━━ Raw records

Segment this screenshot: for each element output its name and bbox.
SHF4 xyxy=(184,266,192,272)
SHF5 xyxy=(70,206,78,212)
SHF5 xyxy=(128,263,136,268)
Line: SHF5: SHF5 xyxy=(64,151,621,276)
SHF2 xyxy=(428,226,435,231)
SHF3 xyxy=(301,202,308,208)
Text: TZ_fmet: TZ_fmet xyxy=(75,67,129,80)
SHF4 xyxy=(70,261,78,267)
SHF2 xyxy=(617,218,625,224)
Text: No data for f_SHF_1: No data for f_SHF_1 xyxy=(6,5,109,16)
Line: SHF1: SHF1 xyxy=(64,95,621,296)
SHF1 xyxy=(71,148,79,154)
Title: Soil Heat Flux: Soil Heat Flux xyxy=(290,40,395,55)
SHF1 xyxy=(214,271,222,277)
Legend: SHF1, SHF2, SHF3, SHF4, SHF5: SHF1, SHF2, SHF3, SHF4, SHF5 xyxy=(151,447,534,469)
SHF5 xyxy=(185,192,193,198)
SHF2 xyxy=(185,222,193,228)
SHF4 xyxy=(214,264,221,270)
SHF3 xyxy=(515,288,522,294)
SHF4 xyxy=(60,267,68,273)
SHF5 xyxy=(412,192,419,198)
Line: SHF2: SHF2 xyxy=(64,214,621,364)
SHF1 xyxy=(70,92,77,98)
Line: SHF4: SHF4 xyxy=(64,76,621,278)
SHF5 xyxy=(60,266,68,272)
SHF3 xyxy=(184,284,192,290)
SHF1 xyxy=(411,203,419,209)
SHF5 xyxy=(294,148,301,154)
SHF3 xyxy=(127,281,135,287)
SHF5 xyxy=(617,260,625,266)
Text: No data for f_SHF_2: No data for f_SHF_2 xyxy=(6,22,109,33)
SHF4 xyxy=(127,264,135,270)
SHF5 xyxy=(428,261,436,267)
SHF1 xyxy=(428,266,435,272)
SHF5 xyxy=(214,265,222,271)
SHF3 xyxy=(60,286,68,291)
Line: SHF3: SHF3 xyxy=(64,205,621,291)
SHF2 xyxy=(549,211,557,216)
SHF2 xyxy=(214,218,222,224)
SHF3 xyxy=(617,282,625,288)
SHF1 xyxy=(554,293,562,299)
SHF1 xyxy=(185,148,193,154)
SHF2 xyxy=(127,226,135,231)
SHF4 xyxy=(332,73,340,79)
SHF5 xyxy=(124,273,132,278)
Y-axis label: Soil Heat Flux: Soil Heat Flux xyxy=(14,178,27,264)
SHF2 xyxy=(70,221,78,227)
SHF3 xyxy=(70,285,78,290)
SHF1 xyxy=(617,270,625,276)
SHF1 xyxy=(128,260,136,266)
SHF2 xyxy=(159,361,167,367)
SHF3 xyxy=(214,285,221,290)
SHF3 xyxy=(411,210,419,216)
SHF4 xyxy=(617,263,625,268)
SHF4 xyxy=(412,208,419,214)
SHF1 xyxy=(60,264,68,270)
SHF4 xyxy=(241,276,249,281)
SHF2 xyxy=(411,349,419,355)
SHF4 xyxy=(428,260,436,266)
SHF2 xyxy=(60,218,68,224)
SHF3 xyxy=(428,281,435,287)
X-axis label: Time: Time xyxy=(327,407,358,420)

━━━━
━━ Raw records

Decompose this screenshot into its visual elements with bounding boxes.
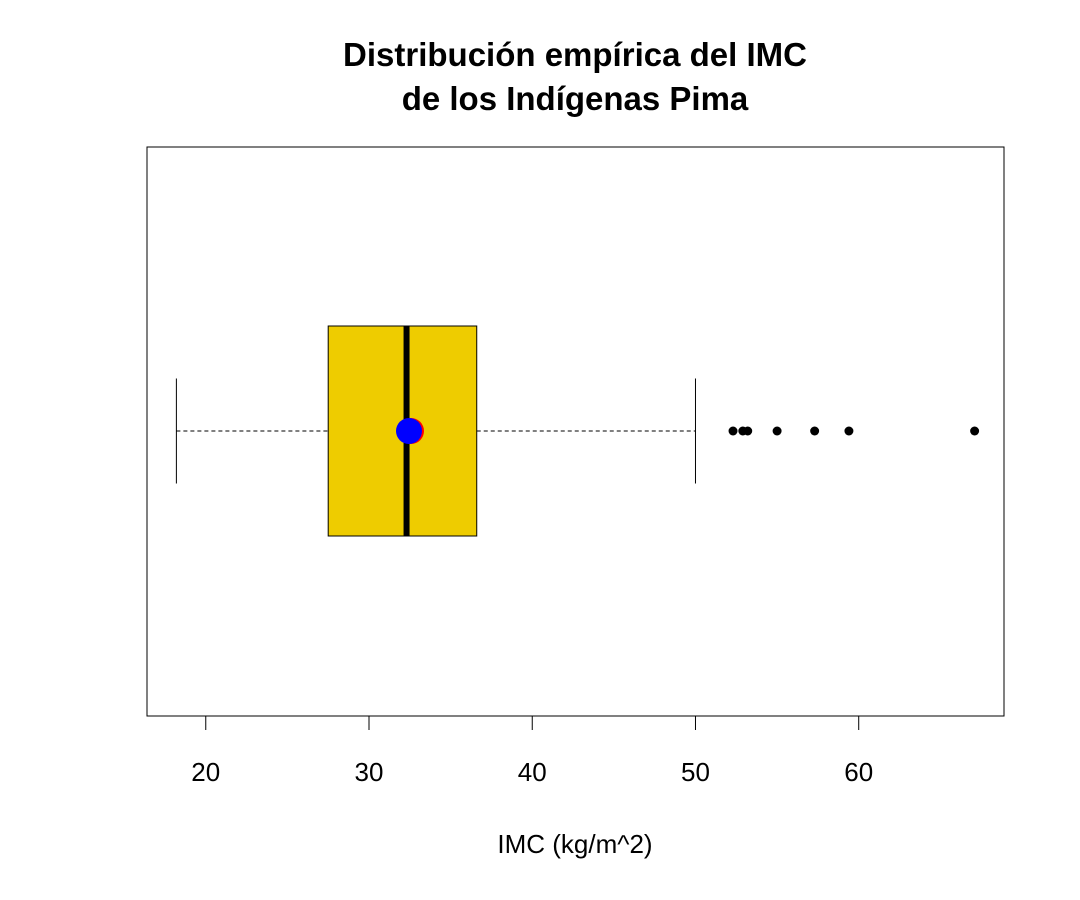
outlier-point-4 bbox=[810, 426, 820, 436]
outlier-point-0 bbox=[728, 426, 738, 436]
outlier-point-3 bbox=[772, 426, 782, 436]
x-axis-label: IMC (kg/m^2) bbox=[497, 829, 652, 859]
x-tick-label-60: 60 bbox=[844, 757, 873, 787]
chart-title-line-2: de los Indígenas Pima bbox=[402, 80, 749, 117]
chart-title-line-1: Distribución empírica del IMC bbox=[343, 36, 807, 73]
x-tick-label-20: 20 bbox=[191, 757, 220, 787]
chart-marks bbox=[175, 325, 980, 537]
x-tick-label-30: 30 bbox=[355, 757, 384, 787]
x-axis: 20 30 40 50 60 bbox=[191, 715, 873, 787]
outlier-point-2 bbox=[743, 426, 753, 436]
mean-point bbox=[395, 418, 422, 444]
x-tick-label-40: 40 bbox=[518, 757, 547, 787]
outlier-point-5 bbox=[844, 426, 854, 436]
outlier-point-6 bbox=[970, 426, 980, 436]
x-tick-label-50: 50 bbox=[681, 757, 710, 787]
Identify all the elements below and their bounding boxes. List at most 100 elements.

━━━━
━━ Raw records

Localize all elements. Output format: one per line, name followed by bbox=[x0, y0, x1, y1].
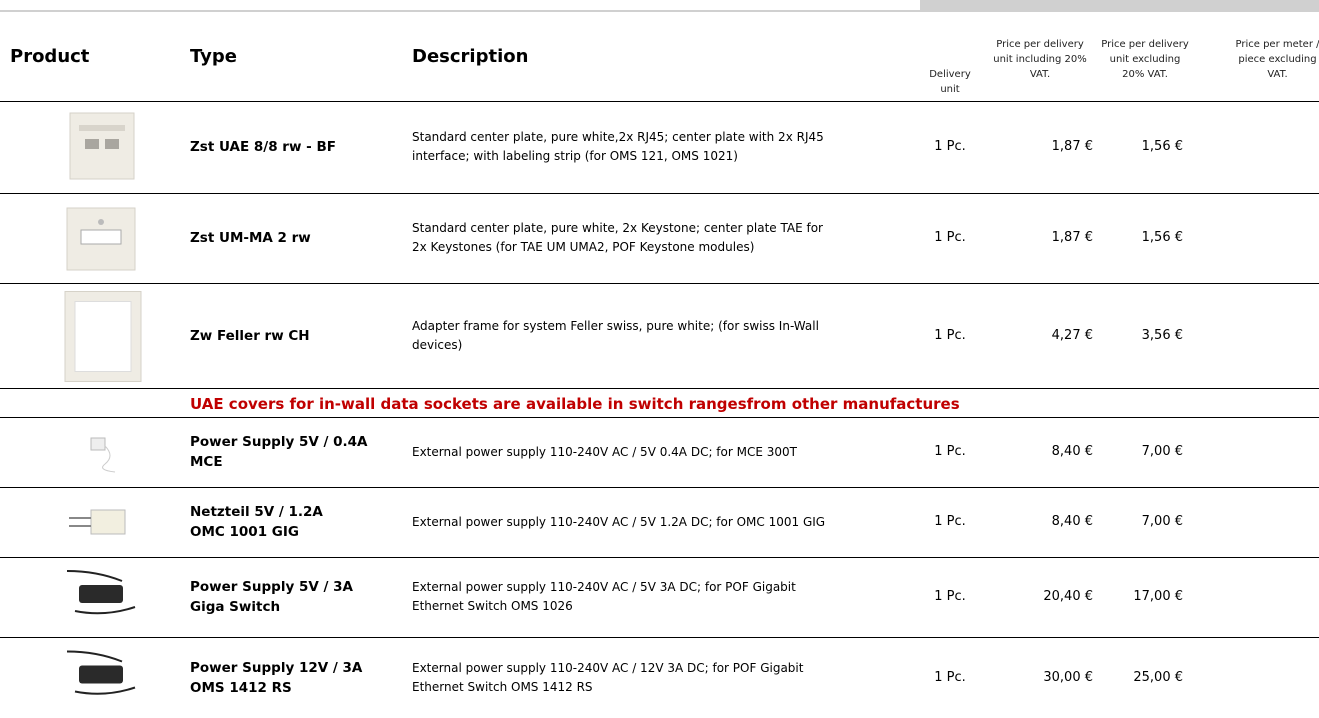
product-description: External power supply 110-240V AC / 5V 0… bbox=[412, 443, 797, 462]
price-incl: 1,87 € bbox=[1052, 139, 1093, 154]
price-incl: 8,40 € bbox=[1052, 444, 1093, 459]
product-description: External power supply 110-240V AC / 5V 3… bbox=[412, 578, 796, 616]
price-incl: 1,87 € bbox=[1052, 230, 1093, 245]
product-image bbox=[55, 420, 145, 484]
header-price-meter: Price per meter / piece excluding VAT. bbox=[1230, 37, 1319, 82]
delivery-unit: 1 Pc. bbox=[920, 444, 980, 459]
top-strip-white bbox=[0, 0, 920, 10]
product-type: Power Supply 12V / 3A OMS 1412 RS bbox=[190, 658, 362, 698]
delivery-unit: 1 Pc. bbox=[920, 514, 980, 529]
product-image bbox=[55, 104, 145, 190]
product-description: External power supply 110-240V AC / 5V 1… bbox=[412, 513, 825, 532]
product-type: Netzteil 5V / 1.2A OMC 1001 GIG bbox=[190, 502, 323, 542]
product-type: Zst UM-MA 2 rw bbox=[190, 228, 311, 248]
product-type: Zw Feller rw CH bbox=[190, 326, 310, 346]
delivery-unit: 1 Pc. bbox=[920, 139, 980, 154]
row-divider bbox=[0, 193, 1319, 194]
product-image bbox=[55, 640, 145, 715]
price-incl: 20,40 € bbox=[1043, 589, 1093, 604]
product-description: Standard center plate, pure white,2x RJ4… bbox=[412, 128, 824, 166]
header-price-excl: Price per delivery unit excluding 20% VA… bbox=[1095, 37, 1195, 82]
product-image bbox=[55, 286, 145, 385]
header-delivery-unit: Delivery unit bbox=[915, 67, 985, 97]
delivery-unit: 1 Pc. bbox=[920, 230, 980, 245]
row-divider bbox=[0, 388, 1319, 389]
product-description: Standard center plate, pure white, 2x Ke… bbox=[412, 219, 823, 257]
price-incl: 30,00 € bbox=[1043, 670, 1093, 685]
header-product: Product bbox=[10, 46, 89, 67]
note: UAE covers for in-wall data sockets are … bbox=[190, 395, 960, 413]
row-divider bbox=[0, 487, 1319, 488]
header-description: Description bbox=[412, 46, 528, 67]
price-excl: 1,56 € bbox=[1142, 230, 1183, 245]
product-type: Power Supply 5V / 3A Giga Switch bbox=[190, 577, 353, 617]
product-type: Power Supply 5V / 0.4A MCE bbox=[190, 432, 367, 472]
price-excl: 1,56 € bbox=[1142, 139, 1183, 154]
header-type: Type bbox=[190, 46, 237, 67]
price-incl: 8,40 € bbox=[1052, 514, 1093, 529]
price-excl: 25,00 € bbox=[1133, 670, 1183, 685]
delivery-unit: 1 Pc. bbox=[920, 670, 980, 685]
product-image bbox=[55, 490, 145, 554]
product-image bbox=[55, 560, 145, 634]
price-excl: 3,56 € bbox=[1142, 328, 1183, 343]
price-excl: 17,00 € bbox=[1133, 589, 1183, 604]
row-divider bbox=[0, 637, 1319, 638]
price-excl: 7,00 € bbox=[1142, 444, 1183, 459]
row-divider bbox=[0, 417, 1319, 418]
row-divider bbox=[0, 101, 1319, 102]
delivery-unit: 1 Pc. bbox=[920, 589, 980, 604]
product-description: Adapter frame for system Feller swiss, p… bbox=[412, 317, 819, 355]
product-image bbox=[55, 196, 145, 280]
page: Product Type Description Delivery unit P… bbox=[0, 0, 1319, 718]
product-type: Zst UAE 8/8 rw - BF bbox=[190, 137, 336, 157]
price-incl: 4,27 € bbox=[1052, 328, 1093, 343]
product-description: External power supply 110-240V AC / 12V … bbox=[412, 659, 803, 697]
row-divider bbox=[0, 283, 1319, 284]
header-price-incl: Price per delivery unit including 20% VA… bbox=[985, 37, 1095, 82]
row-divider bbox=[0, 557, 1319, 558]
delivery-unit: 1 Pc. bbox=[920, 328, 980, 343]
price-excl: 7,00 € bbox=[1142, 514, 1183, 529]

━━━━

▸ Goal:
Copy out the lines of the records word for word, beginning at the line that contains "outlier-point-4 bbox=[810, 426, 820, 436]" and stopping after the line that contains "Identify all the".

▸ Answer to the task:
outlier-point-4 bbox=[810, 426, 820, 436]
outlier-point-0 bbox=[728, 426, 738, 436]
outlier-point-3 bbox=[772, 426, 782, 436]
x-axis-label: IMC (kg/m^2) bbox=[497, 829, 652, 859]
x-tick-label-60: 60 bbox=[844, 757, 873, 787]
chart-title-line-2: de los Indígenas Pima bbox=[402, 80, 749, 117]
chart-title-line-1: Distribución empírica del IMC bbox=[343, 36, 807, 73]
x-tick-label-20: 20 bbox=[191, 757, 220, 787]
chart-marks bbox=[175, 325, 980, 537]
x-tick-label-30: 30 bbox=[355, 757, 384, 787]
x-axis: 20 30 40 50 60 bbox=[191, 715, 873, 787]
outlier-point-2 bbox=[743, 426, 753, 436]
mean-point bbox=[395, 418, 422, 444]
x-tick-label-40: 40 bbox=[518, 757, 547, 787]
outlier-point-5 bbox=[844, 426, 854, 436]
outlier-point-6 bbox=[970, 426, 980, 436]
x-tick-label-50: 50 bbox=[681, 757, 710, 787]
Identify all the elements below and their bounding boxes. List at most 100 elements.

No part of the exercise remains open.